* [What you should do]
Reproduce all the material exactly, minus any pictures it holds.

* [Data lines]
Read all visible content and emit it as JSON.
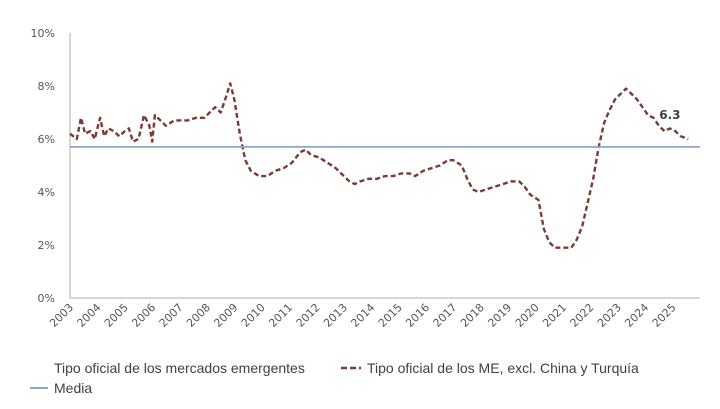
{
  "chart_data": {
    "type": "line",
    "title": "",
    "xlabel": "",
    "ylabel": "",
    "ylim": [
      0,
      10
    ],
    "xlim": [
      2003,
      2026
    ],
    "yticks": [
      "0%",
      "2%",
      "4%",
      "6%",
      "8%",
      "10%"
    ],
    "ytick_values": [
      0,
      2,
      4,
      6,
      8,
      10
    ],
    "xticks": [
      "2003",
      "2004",
      "2005",
      "2006",
      "2007",
      "2008",
      "2009",
      "2010",
      "2011",
      "2012",
      "2013",
      "2014",
      "2015",
      "2016",
      "2017",
      "2018",
      "2019",
      "2020",
      "2021",
      "2022",
      "2023",
      "2024",
      "2025"
    ],
    "grid": false,
    "legend_position": "bottom",
    "colors": {
      "series": "#7b3a33",
      "media": "#8fa7c4",
      "axis": "#c8c8c8"
    },
    "series": [
      {
        "name": "Tipo oficial de los mercados emergentes",
        "style": "none",
        "x": [],
        "values": []
      },
      {
        "name": "Tipo oficial de los ME, excl. China y Turquía",
        "style": "dashed",
        "x": [
          2003.0,
          2003.25,
          2003.4,
          2003.55,
          2003.75,
          2003.9,
          2004.1,
          2004.25,
          2004.4,
          2004.6,
          2004.8,
          2005.0,
          2005.15,
          2005.3,
          2005.5,
          2005.7,
          2005.9,
          2006.0,
          2006.1,
          2006.3,
          2006.5,
          2006.8,
          2007.0,
          2007.3,
          2007.6,
          2007.9,
          2008.1,
          2008.3,
          2008.5,
          2008.7,
          2008.85,
          2009.0,
          2009.2,
          2009.4,
          2009.6,
          2009.9,
          2010.2,
          2010.5,
          2010.8,
          2011.1,
          2011.4,
          2011.6,
          2011.8,
          2012.1,
          2012.4,
          2012.7,
          2013.0,
          2013.2,
          2013.4,
          2013.6,
          2013.9,
          2014.2,
          2014.5,
          2014.8,
          2015.1,
          2015.4,
          2015.6,
          2015.9,
          2016.2,
          2016.5,
          2016.8,
          2017.0,
          2017.3,
          2017.5,
          2017.7,
          2017.9,
          2018.2,
          2018.5,
          2018.8,
          2019.1,
          2019.4,
          2019.6,
          2019.8,
          2020.1,
          2020.3,
          2020.5,
          2020.7,
          2021.0,
          2021.3,
          2021.5,
          2021.7,
          2021.9,
          2022.1,
          2022.3,
          2022.5,
          2022.7,
          2022.9,
          2023.1,
          2023.3,
          2023.5,
          2023.7,
          2023.9,
          2024.1,
          2024.3,
          2024.5,
          2024.7,
          2024.9,
          2025.1,
          2025.3,
          2025.57
        ],
        "values": [
          6.2,
          6.0,
          6.8,
          6.2,
          6.3,
          6.0,
          6.8,
          6.1,
          6.4,
          6.3,
          6.1,
          6.3,
          6.4,
          5.9,
          6.0,
          6.9,
          6.5,
          5.9,
          6.9,
          6.7,
          6.5,
          6.7,
          6.7,
          6.7,
          6.8,
          6.8,
          7.0,
          7.2,
          7.0,
          7.6,
          8.1,
          7.5,
          6.2,
          5.2,
          4.8,
          4.6,
          4.6,
          4.8,
          4.9,
          5.1,
          5.5,
          5.6,
          5.4,
          5.3,
          5.1,
          4.9,
          4.6,
          4.4,
          4.3,
          4.4,
          4.5,
          4.5,
          4.6,
          4.6,
          4.7,
          4.7,
          4.6,
          4.8,
          4.9,
          5.0,
          5.2,
          5.2,
          5.0,
          4.5,
          4.1,
          4.0,
          4.1,
          4.2,
          4.3,
          4.4,
          4.4,
          4.2,
          3.9,
          3.7,
          2.6,
          2.1,
          1.9,
          1.9,
          1.9,
          2.2,
          2.7,
          3.6,
          4.5,
          5.7,
          6.6,
          7.1,
          7.5,
          7.7,
          7.9,
          7.7,
          7.5,
          7.2,
          6.9,
          6.8,
          6.5,
          6.3,
          6.4,
          6.3,
          6.1,
          6.0
        ]
      },
      {
        "name": "Media",
        "style": "solid",
        "x": [
          2003,
          2026
        ],
        "values": [
          5.7,
          5.7
        ]
      }
    ],
    "annotations": [
      {
        "text": "6.3",
        "x": 2024.9,
        "y": 6.9
      }
    ]
  },
  "legend": {
    "item1": "Tipo oficial de los mercados emergentes",
    "item2": "Tipo oficial de los ME, excl. China y Turquía",
    "item3": "Media"
  }
}
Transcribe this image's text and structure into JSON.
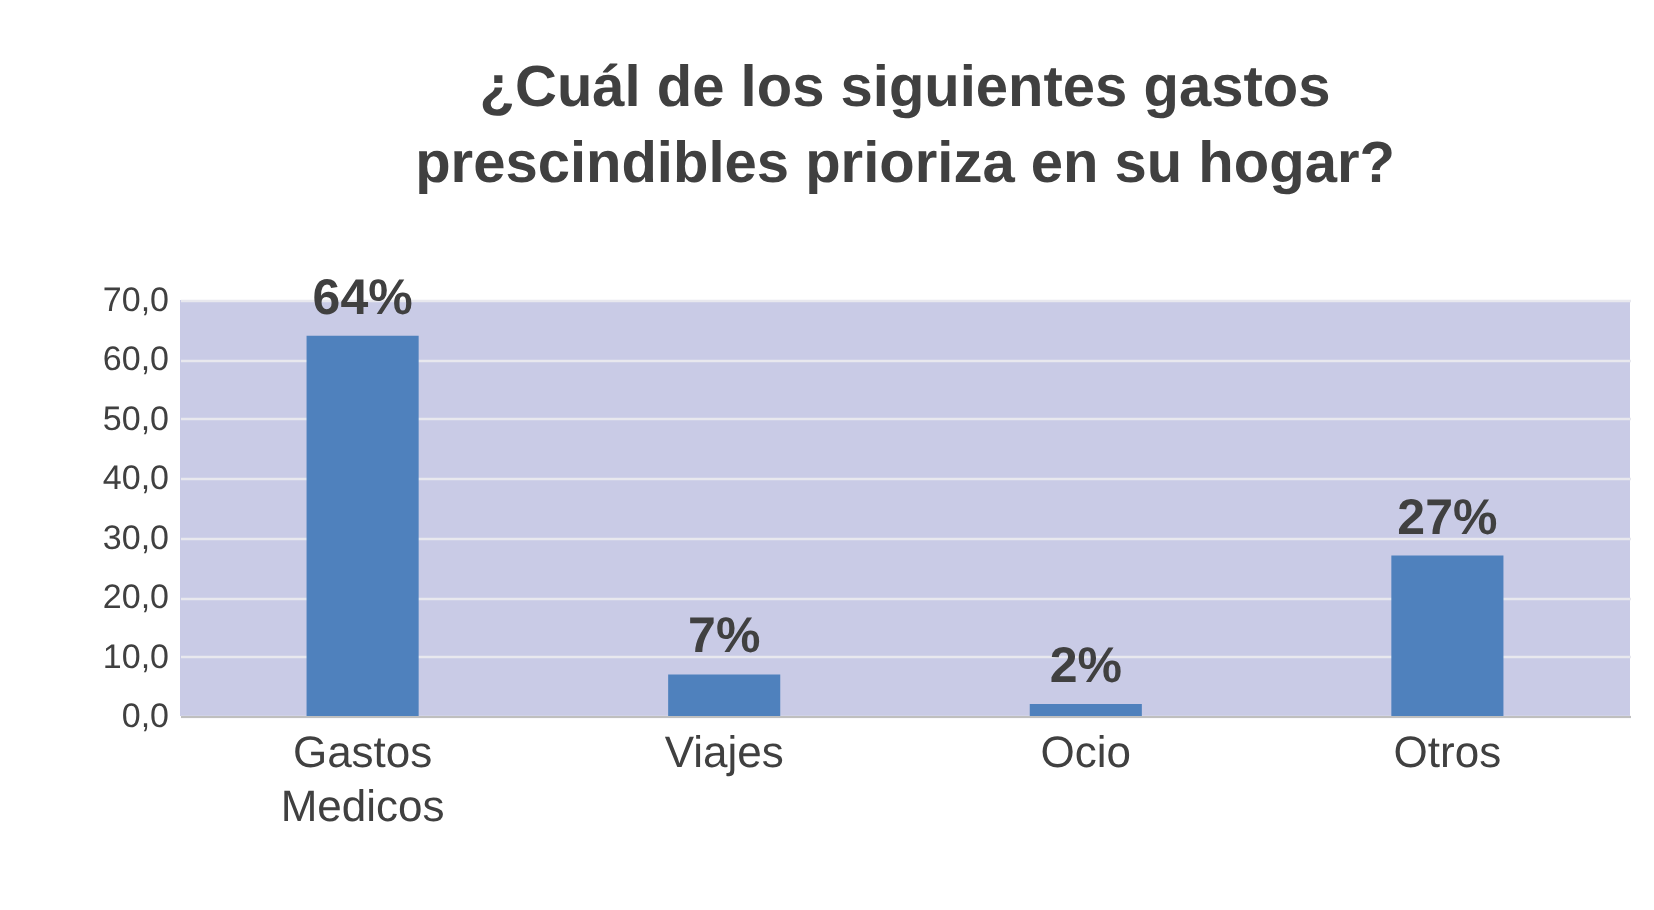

* [Written solution]
Read all visible content and emit it as JSON.
{
  "chart_data": {
    "type": "line",
    "title": "",
    "xlabel": "",
    "ylabel": "",
    "ylim": [
      0,
      10
    ],
    "xlim": [
      2003,
      2026
    ],
    "yticks": [
      "0%",
      "2%",
      "4%",
      "6%",
      "8%",
      "10%"
    ],
    "ytick_values": [
      0,
      2,
      4,
      6,
      8,
      10
    ],
    "xticks": [
      "2003",
      "2004",
      "2005",
      "2006",
      "2007",
      "2008",
      "2009",
      "2010",
      "2011",
      "2012",
      "2013",
      "2014",
      "2015",
      "2016",
      "2017",
      "2018",
      "2019",
      "2020",
      "2021",
      "2022",
      "2023",
      "2024",
      "2025"
    ],
    "grid": false,
    "legend_position": "bottom",
    "colors": {
      "series": "#7b3a33",
      "media": "#8fa7c4",
      "axis": "#c8c8c8"
    },
    "series": [
      {
        "name": "Tipo oficial de los mercados emergentes",
        "style": "none",
        "x": [],
        "values": []
      },
      {
        "name": "Tipo oficial de los ME, excl. China y Turquía",
        "style": "dashed",
        "x": [
          2003.0,
          2003.25,
          2003.4,
          2003.55,
          2003.75,
          2003.9,
          2004.1,
          2004.25,
          2004.4,
          2004.6,
          2004.8,
          2005.0,
          2005.15,
          2005.3,
          2005.5,
          2005.7,
          2005.9,
          2006.0,
          2006.1,
          2006.3,
          2006.5,
          2006.8,
          2007.0,
          2007.3,
          2007.6,
          2007.9,
          2008.1,
          2008.3,
          2008.5,
          2008.7,
          2008.85,
          2009.0,
          2009.2,
          2009.4,
          2009.6,
          2009.9,
          2010.2,
          2010.5,
          2010.8,
          2011.1,
          2011.4,
          2011.6,
          2011.8,
          2012.1,
          2012.4,
          2012.7,
          2013.0,
          2013.2,
          2013.4,
          2013.6,
          2013.9,
          2014.2,
          2014.5,
          2014.8,
          2015.1,
          2015.4,
          2015.6,
          2015.9,
          2016.2,
          2016.5,
          2016.8,
          2017.0,
          2017.3,
          2017.5,
          2017.7,
          2017.9,
          2018.2,
          2018.5,
          2018.8,
          2019.1,
          2019.4,
          2019.6,
          2019.8,
          2020.1,
          2020.3,
          2020.5,
          2020.7,
          2021.0,
          2021.3,
          2021.5,
          2021.7,
          2021.9,
          2022.1,
          2022.3,
          2022.5,
          2022.7,
          2022.9,
          2023.1,
          2023.3,
          2023.5,
          2023.7,
          2023.9,
          2024.1,
          2024.3,
          2024.5,
          2024.7,
          2024.9,
          2025.1,
          2025.3,
          2025.57
        ],
        "values": [
          6.2,
          6.0,
          6.8,
          6.2,
          6.3,
          6.0,
          6.8,
          6.1,
          6.4,
          6.3,
          6.1,
          6.3,
          6.4,
          5.9,
          6.0,
          6.9,
          6.5,
          5.9,
          6.9,
          6.7,
          6.5,
          6.7,
          6.7,
          6.7,
          6.8,
          6.8,
          7.0,
          7.2,
          7.0,
          7.6,
          8.1,
          7.5,
          6.2,
          5.2,
          4.8,
          4.6,
          4.6,
          4.8,
          4.9,
          5.1,
          5.5,
          5.6,
          5.4,
          5.3,
          5.1,
          4.9,
          4.6,
          4.4,
          4.3,
          4.4,
          4.5,
          4.5,
          4.6,
          4.6,
          4.7,
          4.7,
          4.6,
          4.8,
          4.9,
          5.0,
          5.2,
          5.2,
          5.0,
          4.5,
          4.1,
          4.0,
          4.1,
          4.2,
          4.3,
          4.4,
          4.4,
          4.2,
          3.9,
          3.7,
          2.6,
          2.1,
          1.9,
          1.9,
          1.9,
          2.2,
          2.7,
          3.6,
          4.5,
          5.7,
          6.6,
          7.1,
          7.5,
          7.7,
          7.9,
          7.7,
          7.5,
          7.2,
          6.9,
          6.8,
          6.5,
          6.3,
          6.4,
          6.3,
          6.1,
          6.0
        ]
      },
      {
        "name": "Media",
        "style": "solid",
        "x": [
          2003,
          2026
        ],
        "values": [
          5.7,
          5.7
        ]
      }
    ],
    "annotations": [
      {
        "text": "6.3",
        "x": 2024.9,
        "y": 6.9
      }
    ]
  },
  "legend": {
    "item1": "Tipo oficial de los mercados emergentes",
    "item2": "Tipo oficial de los ME, excl. China y Turquía",
    "item3": "Media"
  }
}
Transcribe this image's text and structure into JSON.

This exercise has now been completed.